Copy out each line that mentions the word "также".

* [Provided data]
────────────────

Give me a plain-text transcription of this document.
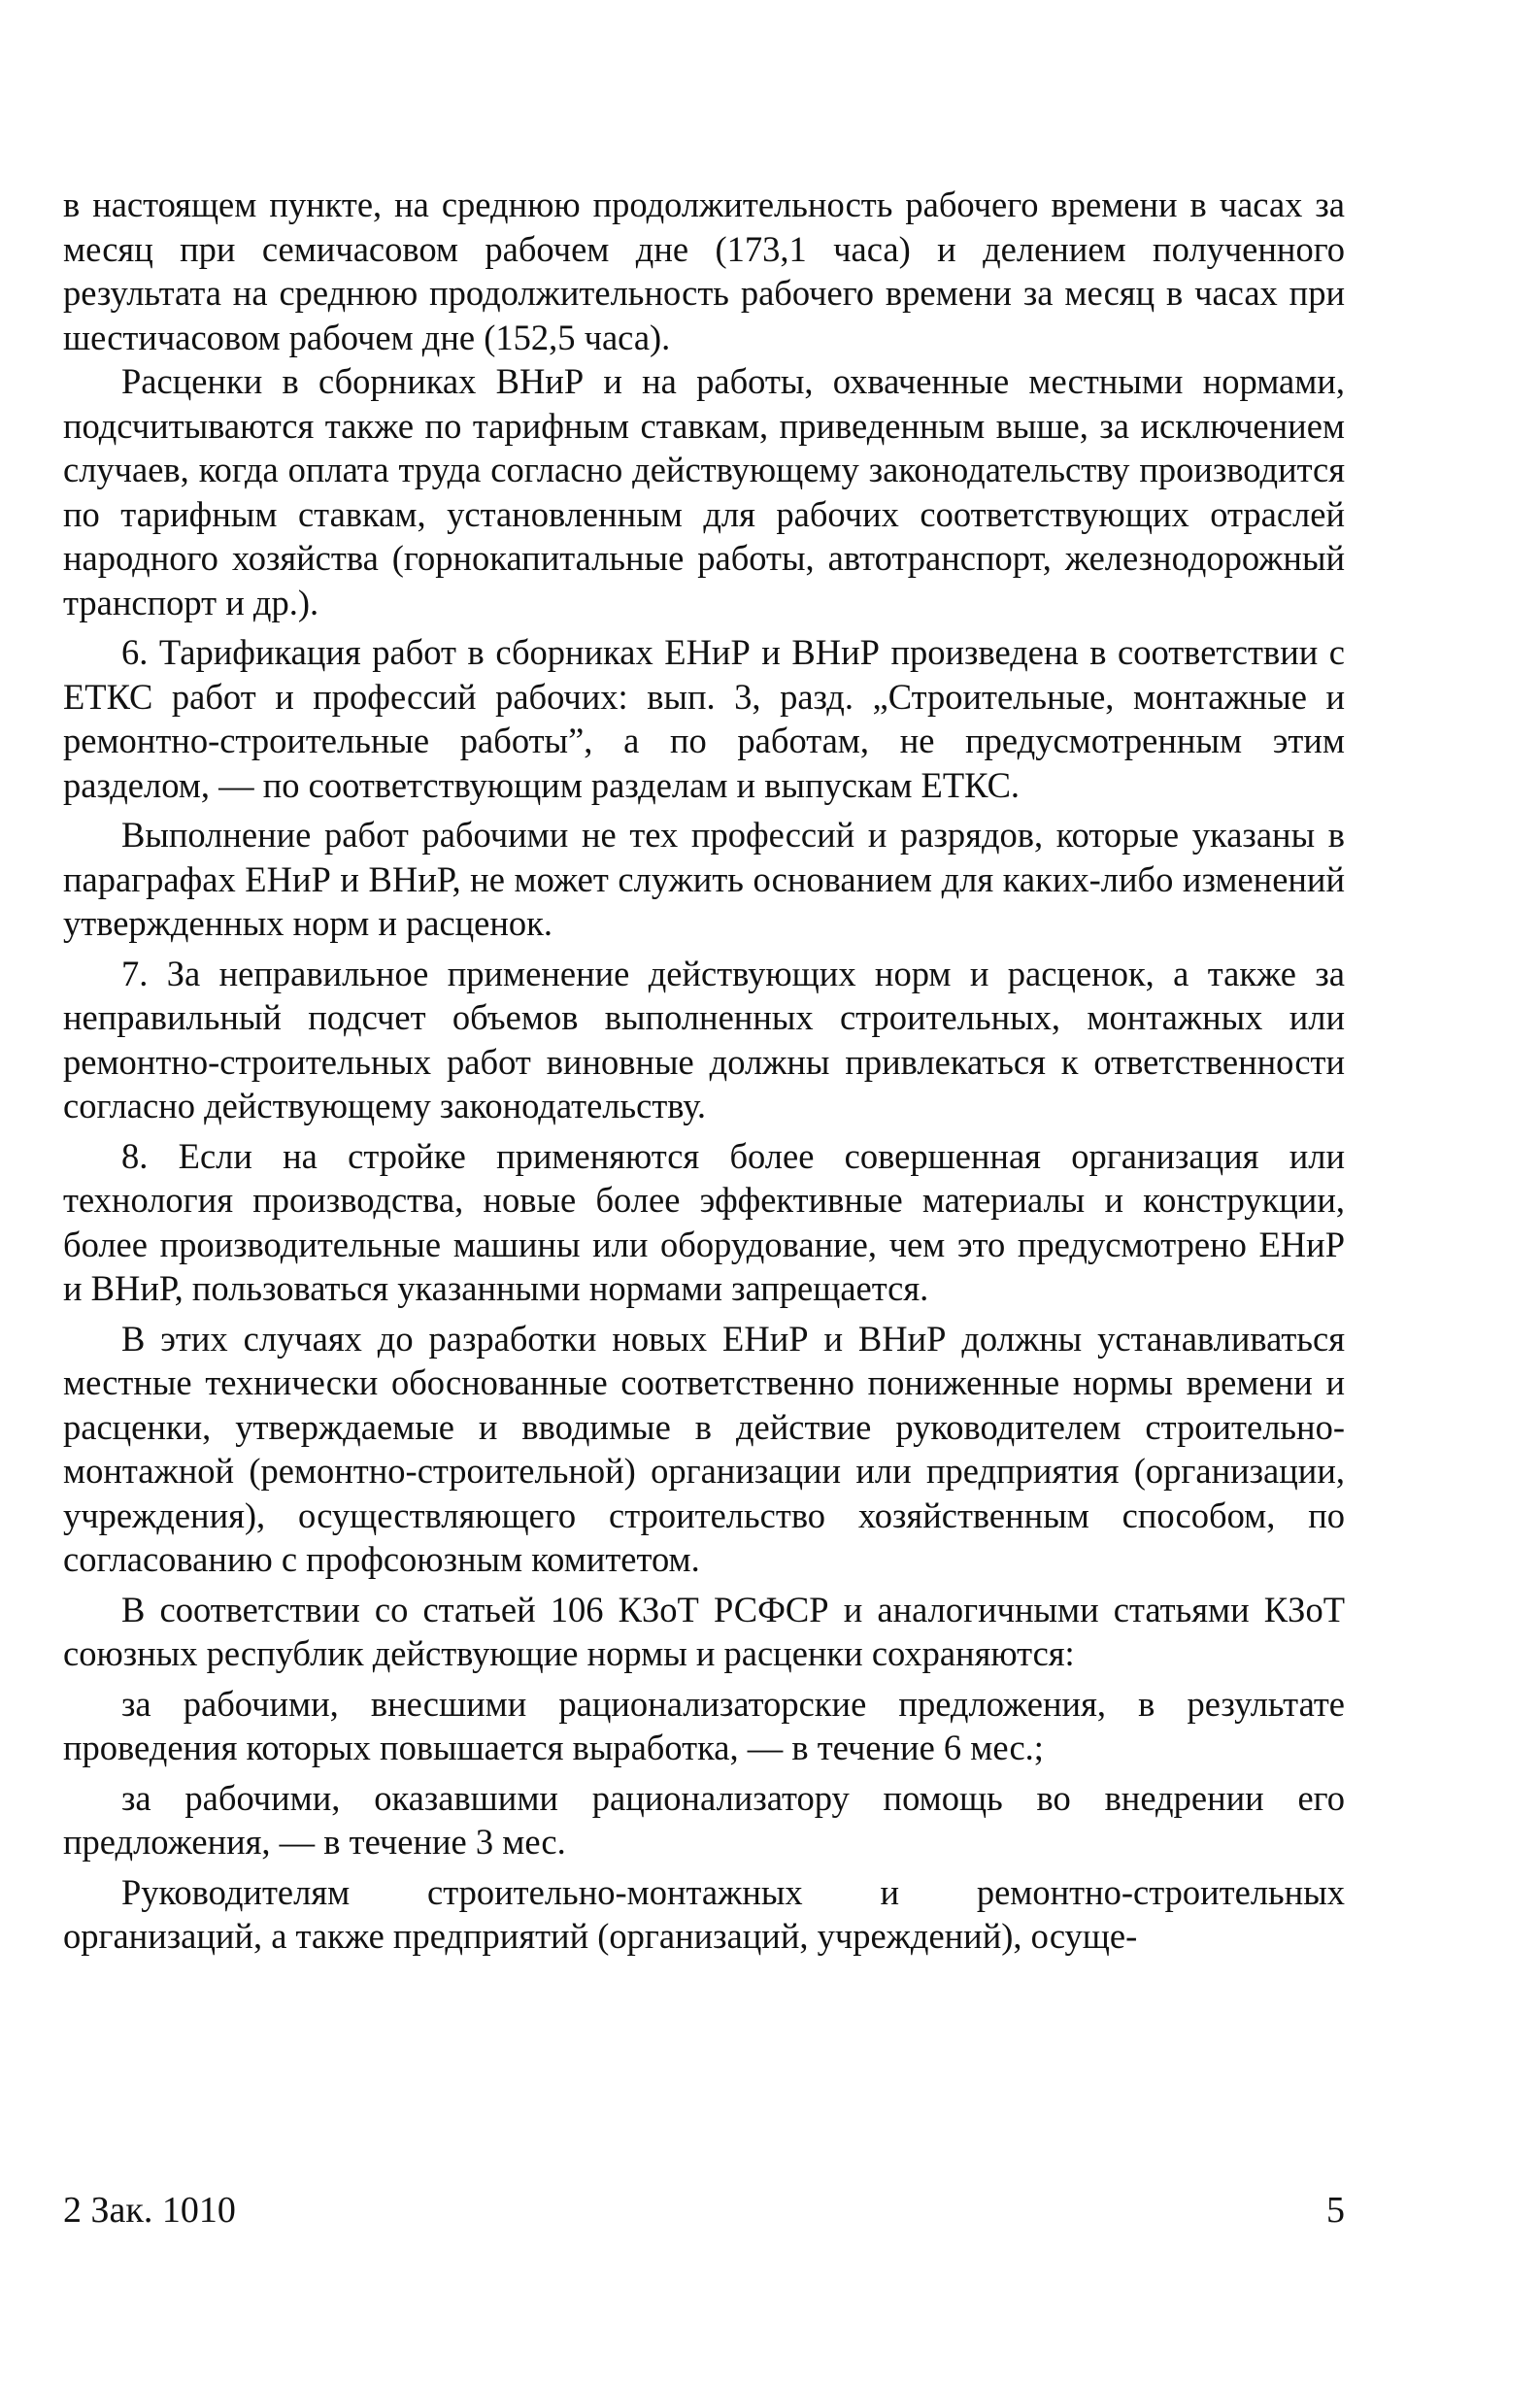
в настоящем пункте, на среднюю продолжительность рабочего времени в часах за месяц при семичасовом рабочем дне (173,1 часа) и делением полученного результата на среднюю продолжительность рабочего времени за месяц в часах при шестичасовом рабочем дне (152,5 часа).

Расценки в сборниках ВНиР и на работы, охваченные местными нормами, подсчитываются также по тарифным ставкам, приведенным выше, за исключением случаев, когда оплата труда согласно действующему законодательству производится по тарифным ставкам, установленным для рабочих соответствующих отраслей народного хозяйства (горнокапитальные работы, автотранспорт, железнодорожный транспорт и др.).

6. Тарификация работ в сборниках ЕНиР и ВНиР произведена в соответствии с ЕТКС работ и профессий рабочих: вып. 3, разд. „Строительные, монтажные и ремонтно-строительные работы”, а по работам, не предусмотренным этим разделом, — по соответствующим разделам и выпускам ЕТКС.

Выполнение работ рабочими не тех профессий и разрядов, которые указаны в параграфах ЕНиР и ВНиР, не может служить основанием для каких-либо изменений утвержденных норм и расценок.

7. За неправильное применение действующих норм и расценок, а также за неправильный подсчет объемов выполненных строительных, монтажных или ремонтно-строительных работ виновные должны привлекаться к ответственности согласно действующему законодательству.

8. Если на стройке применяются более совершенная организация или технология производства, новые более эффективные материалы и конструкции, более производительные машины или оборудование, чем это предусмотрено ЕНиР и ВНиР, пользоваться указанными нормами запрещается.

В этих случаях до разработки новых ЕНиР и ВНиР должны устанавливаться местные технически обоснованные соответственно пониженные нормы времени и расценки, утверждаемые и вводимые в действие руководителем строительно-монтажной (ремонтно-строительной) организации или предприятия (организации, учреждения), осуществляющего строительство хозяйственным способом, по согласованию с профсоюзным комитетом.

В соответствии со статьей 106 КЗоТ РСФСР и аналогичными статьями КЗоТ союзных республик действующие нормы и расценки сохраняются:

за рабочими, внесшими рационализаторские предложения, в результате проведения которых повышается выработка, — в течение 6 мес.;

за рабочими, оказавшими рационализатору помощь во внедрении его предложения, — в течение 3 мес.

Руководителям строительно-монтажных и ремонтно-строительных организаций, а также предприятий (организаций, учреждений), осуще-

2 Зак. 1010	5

────────────────

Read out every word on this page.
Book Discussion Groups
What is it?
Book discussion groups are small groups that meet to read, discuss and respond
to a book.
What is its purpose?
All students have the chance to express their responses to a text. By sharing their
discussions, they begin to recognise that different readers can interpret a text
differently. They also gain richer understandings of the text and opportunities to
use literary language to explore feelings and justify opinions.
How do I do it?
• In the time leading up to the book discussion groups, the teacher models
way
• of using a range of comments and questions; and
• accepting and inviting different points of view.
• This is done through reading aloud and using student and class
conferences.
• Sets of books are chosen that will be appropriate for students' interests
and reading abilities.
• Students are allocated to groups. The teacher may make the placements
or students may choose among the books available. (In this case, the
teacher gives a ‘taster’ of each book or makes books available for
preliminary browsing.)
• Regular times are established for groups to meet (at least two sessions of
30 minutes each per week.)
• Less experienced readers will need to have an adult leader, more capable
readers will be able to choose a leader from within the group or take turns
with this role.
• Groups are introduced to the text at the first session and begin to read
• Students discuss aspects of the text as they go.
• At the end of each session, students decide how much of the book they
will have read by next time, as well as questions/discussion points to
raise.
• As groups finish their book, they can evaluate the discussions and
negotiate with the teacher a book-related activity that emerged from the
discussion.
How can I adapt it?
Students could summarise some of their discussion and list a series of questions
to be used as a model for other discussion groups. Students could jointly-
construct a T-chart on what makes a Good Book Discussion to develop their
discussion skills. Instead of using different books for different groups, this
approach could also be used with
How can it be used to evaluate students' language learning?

────────────────

* [Solution to the exercise]
Расценки в сборниках ВНиР и на работы, охваченные местными нормами, подсчитываются также по тарифным ставкам, приведенным выше, за исключением случаев, когда оплата труда согласно действующему законодательству производится по тарифным ставкам, установленным для рабочих соответствующих отраслей народного хозяйства (горнокапитальные работы, автотранспорт, железнодорожный транспорт и др.).
7. За неправильное применение действующих норм и расценок, а также за неправильный подсчет объемов выполненных строительных, монтажных или ремонтно-строительных работ виновные должны привлекаться к ответственности согласно действующему законодательству.
Руководителям строительно-монтажных и ремонтно-строительных организаций, а также предприятий (организаций, учреждений), осуще-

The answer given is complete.